**Directions for this task**
Copy every line of the data that includes the string "Bezpieczeństwa".

Excerpt from a dataset:
◇ ◇ ◇

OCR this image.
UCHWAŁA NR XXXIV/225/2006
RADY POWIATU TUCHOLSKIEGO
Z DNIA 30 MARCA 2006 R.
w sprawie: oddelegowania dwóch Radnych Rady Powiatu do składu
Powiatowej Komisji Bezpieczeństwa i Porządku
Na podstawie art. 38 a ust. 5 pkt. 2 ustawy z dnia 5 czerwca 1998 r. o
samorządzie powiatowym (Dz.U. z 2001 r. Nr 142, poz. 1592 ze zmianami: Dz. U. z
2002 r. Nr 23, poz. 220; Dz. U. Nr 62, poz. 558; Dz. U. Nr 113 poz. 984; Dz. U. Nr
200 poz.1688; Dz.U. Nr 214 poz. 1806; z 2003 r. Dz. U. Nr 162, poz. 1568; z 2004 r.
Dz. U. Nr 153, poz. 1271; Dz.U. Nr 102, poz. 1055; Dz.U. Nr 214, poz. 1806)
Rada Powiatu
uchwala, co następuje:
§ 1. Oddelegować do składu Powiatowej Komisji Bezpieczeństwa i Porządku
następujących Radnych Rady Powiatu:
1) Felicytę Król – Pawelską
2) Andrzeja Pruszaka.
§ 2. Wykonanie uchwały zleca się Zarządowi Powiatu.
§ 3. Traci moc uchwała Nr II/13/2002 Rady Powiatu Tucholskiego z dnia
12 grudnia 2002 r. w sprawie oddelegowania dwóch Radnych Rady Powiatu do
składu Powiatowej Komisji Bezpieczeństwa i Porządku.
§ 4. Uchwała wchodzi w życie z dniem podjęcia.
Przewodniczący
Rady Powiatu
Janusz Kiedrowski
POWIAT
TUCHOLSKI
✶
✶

◇ ◇ ◇

**Exercise result**
Powiatowej Komisji Bezpieczeństwa i Porządku
§ 1. Oddelegować do składu Powiatowej Komisji Bezpieczeństwa i Porządku
składu Powiatowej Komisji Bezpieczeństwa i Porządku.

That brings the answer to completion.